REQUIREMENT: Copy out all lines that carry the word "JSON".

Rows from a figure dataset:
%%

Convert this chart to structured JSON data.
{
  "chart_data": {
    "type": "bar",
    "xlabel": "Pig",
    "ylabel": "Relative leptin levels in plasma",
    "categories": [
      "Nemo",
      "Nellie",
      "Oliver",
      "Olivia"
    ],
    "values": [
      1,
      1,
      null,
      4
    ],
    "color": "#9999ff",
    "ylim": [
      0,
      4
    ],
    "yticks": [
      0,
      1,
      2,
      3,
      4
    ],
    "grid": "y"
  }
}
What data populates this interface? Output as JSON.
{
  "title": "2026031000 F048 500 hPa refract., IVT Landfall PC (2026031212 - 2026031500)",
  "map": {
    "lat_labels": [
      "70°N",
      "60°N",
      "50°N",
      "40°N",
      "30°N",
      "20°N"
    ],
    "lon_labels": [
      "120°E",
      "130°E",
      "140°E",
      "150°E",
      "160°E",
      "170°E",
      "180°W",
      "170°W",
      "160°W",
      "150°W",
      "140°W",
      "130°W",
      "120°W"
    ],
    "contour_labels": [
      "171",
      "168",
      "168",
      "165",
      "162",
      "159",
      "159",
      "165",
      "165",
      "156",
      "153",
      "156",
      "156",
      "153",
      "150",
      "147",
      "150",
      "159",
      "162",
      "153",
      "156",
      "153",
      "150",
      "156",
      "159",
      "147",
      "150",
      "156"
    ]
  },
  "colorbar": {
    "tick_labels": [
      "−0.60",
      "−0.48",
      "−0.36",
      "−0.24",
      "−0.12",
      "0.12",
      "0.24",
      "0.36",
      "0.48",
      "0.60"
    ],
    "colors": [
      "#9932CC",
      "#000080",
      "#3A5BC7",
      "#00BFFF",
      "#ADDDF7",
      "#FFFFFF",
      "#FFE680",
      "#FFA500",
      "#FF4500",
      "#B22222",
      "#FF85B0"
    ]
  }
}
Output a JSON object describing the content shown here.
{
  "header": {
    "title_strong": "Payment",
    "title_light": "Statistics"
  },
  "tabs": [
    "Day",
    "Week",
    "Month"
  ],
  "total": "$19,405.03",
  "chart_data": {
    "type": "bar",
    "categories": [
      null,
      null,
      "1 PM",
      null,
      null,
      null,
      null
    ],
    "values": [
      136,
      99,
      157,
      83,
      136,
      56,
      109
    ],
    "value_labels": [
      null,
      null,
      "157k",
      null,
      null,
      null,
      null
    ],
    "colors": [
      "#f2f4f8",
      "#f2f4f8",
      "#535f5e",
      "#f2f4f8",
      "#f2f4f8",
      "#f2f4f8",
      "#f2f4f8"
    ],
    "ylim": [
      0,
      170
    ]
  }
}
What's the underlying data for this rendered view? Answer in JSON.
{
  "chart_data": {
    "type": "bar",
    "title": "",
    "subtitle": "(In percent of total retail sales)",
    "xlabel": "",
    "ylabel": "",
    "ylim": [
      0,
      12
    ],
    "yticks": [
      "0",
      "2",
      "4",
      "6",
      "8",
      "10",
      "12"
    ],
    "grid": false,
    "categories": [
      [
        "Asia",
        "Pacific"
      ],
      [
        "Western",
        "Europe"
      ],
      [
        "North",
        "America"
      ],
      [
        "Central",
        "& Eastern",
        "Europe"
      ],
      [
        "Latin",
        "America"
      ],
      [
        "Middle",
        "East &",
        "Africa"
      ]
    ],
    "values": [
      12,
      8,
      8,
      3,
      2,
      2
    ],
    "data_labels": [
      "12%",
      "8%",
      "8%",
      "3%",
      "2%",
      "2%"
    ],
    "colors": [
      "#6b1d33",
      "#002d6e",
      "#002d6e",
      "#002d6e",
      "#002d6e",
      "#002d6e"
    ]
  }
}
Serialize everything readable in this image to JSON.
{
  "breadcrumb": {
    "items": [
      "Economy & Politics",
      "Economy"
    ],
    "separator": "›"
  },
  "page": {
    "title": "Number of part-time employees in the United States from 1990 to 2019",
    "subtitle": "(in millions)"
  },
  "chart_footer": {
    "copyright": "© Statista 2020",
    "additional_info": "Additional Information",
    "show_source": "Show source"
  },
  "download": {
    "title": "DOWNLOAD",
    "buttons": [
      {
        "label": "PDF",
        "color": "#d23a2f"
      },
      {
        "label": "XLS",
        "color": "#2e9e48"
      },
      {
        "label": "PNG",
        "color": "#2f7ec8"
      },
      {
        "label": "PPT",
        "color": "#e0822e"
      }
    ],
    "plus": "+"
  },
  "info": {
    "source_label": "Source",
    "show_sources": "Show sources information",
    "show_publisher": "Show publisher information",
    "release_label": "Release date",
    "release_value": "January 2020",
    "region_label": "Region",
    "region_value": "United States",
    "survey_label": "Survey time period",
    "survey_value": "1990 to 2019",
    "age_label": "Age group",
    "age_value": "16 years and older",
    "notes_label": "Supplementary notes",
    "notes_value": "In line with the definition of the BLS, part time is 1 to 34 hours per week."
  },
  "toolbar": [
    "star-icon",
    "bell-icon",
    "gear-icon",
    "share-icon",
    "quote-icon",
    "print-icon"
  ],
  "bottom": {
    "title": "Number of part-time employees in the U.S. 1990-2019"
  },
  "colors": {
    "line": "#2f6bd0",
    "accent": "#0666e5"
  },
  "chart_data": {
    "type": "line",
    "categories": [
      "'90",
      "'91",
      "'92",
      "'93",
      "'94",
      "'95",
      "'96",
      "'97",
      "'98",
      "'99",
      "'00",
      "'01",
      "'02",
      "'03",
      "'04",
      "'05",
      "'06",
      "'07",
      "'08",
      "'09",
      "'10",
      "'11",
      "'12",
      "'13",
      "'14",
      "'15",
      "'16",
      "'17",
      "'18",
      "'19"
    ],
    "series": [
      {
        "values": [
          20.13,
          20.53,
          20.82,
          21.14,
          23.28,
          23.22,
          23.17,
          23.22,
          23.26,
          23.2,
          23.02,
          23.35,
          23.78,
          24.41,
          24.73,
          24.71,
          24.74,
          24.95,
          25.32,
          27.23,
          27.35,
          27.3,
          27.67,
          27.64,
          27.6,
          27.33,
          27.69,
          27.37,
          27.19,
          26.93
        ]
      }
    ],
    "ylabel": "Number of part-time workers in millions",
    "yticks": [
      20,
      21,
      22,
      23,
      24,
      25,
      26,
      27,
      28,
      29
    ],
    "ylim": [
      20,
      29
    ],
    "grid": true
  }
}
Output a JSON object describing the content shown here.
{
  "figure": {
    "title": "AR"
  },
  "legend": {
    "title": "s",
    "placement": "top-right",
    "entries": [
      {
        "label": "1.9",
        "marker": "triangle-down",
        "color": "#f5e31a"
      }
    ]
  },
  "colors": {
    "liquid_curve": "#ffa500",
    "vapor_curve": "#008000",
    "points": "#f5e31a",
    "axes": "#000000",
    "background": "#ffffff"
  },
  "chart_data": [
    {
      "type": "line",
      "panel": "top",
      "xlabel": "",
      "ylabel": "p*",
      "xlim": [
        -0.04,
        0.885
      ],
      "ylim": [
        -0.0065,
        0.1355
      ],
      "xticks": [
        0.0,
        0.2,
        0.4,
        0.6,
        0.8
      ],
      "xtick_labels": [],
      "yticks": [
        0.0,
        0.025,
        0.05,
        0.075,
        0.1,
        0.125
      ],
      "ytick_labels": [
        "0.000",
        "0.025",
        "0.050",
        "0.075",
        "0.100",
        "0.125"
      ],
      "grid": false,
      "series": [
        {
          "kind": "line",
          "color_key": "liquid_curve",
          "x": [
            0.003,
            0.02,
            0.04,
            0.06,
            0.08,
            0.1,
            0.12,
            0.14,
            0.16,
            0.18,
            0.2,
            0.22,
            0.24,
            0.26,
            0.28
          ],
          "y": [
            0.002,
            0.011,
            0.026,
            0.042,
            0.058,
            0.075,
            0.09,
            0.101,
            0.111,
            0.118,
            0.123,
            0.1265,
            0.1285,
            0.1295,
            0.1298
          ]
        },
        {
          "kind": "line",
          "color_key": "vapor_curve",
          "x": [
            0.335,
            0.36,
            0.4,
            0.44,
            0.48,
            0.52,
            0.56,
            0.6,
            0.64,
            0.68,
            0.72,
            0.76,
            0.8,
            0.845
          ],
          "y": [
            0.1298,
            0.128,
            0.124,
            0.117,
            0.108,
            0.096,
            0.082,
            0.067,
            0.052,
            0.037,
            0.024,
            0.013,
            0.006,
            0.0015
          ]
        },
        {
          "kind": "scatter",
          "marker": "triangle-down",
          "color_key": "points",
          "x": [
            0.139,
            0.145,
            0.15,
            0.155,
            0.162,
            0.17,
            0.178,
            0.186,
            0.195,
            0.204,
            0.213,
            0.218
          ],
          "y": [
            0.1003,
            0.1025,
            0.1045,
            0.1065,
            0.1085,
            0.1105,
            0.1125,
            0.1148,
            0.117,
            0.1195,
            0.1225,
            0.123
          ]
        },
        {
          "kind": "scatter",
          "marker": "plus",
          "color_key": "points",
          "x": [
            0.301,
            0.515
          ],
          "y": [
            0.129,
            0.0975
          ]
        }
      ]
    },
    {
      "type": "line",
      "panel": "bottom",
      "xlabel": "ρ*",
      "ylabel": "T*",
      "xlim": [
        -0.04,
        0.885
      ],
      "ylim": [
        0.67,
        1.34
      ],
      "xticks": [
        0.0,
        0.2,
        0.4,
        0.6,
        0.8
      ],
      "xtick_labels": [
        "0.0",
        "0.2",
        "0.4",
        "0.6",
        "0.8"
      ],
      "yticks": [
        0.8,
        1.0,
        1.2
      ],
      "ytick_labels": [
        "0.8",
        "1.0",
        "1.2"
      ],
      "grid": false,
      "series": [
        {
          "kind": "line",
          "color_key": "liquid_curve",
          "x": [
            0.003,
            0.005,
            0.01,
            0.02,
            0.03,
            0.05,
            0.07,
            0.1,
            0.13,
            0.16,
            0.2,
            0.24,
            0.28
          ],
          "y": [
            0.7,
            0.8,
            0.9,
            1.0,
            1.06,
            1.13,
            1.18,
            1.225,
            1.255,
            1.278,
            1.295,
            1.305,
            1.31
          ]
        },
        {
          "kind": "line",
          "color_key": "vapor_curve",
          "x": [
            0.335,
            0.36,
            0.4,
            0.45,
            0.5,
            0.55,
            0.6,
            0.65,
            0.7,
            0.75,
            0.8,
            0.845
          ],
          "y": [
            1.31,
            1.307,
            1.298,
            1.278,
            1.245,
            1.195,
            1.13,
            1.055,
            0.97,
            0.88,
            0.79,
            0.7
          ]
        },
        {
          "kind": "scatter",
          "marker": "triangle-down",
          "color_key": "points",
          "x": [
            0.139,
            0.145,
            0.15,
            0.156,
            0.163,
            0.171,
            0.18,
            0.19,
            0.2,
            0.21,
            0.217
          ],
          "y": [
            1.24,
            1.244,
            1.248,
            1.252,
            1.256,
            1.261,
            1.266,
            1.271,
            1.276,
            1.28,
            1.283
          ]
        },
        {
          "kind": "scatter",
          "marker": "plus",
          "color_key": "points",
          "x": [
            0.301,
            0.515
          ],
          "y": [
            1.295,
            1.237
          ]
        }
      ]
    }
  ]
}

%%

PROBLEM SOLUTION:
Convert this chart to structured JSON data.
What data populates this interface? Output as JSON.
Output a JSON object describing the content shown here.
What's the underlying data for this rendered view? Answer in JSON.
Serialize everything readable in this image to JSON.
Output a JSON object describing the content shown here.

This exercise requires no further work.